> [Exercise task]:
In the listing below, locate the lines that hold the string "судно". Copy those lines.

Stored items
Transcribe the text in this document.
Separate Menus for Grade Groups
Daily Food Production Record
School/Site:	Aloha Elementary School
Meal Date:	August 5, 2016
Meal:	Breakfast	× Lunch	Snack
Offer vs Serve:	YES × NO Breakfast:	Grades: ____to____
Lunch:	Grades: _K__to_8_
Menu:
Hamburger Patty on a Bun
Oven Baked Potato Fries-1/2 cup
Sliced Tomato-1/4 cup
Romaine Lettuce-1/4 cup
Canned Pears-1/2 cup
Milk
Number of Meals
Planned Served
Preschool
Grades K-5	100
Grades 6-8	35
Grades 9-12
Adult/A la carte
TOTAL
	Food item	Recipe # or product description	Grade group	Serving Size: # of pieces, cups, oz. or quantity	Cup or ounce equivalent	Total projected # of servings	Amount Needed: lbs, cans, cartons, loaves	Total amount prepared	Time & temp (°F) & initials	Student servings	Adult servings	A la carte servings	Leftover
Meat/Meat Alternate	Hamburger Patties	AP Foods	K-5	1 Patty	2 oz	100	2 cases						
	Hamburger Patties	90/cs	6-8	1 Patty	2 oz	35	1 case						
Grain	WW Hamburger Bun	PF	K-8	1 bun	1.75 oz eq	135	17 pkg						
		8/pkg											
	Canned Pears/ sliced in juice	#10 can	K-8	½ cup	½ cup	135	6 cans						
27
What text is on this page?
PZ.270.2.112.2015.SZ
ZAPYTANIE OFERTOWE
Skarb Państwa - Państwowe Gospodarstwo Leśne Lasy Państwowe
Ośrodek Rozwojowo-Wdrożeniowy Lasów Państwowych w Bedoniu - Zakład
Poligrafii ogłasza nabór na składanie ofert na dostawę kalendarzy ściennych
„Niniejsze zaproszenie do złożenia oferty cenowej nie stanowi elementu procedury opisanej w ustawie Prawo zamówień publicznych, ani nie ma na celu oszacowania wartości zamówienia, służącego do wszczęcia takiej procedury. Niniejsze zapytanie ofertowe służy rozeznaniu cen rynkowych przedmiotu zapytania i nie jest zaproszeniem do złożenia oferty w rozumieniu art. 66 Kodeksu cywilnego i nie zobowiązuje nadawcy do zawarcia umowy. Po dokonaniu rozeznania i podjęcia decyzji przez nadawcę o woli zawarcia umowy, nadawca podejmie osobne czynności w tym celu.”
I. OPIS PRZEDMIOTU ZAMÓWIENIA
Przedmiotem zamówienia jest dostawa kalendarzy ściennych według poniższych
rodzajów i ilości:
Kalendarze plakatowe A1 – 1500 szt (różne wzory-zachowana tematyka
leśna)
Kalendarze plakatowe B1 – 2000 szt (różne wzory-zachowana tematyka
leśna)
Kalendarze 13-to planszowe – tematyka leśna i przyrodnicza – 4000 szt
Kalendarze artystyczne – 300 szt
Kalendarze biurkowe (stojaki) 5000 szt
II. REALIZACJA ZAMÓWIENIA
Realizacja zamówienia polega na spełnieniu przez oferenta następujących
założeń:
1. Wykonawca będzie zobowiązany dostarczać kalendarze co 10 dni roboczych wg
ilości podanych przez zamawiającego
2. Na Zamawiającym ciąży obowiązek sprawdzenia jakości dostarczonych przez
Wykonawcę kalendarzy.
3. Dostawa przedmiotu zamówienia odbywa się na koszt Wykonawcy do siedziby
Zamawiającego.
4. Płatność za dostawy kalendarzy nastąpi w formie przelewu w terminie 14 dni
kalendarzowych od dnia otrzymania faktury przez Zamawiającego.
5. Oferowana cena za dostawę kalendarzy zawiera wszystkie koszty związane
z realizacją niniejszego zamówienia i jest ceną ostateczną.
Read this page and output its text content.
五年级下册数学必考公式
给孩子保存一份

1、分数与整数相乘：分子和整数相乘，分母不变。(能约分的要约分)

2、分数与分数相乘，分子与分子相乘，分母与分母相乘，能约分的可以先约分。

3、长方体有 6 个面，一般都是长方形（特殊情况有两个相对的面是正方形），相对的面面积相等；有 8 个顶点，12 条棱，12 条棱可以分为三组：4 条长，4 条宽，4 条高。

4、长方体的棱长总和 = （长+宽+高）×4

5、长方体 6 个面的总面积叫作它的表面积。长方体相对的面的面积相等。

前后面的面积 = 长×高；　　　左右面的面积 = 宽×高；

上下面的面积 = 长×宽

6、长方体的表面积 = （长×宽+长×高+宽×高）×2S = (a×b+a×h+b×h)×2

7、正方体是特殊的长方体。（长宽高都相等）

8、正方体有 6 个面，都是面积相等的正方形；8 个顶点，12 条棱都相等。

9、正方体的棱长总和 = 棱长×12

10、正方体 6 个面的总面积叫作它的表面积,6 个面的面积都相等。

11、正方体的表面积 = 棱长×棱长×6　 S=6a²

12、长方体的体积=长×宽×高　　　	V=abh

...

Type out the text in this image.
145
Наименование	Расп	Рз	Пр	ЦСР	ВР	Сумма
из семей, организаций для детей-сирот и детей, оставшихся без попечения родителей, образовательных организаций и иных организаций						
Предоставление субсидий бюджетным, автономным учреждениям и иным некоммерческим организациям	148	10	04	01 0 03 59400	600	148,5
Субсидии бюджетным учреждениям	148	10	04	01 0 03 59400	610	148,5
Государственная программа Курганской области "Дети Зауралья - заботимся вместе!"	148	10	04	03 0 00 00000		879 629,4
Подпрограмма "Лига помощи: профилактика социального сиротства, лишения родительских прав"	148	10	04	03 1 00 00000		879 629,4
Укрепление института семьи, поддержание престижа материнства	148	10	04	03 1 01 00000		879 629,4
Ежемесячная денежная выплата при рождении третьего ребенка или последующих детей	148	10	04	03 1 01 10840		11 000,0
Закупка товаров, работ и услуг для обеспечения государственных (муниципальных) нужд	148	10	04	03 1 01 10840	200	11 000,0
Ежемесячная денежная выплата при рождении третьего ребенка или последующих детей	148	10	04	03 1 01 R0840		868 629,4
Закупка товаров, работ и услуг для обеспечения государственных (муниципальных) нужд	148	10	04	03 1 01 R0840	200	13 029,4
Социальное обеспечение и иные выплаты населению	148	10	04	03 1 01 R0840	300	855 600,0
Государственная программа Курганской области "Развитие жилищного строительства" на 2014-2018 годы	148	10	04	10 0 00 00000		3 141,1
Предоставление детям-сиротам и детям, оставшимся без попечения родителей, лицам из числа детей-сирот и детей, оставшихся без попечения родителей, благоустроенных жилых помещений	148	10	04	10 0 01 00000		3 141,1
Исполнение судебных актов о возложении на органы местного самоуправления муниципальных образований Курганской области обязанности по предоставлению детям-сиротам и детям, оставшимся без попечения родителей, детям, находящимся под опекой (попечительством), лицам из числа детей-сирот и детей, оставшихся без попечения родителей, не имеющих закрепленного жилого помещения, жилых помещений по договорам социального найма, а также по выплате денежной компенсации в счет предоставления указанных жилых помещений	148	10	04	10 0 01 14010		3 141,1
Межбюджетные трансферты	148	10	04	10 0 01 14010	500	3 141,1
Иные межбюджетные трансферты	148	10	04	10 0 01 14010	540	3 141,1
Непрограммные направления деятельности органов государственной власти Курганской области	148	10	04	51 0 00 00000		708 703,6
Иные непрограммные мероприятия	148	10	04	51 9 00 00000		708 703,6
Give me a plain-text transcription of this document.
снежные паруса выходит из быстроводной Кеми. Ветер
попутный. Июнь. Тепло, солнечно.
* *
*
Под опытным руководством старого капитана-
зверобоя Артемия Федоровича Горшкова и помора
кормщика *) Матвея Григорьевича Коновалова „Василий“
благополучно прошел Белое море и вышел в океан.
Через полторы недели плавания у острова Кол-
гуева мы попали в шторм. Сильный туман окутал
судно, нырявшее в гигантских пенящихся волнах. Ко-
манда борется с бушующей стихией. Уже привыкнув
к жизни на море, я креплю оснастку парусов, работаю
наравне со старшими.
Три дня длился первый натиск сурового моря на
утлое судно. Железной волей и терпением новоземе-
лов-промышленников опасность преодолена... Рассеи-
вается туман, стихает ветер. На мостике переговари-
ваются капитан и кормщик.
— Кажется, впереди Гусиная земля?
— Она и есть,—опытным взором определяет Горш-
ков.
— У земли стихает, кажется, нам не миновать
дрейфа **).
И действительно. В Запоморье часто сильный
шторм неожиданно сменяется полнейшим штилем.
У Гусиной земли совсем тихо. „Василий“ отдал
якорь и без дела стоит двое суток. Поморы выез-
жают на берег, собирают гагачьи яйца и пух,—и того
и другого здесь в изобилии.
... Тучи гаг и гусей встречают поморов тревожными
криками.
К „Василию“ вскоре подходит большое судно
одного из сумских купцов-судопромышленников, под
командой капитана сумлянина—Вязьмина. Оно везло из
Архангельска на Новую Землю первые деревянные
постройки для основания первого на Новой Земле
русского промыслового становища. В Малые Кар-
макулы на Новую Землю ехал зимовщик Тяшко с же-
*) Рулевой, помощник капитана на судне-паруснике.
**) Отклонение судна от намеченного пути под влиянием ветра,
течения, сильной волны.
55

> [Completed exercise]:
судно, нырявшее в гигантских пенящихся волнах. Ко-
утлое судно. Железной волей и терпением новоземе-
К „Василию“ вскоре подходит большое судно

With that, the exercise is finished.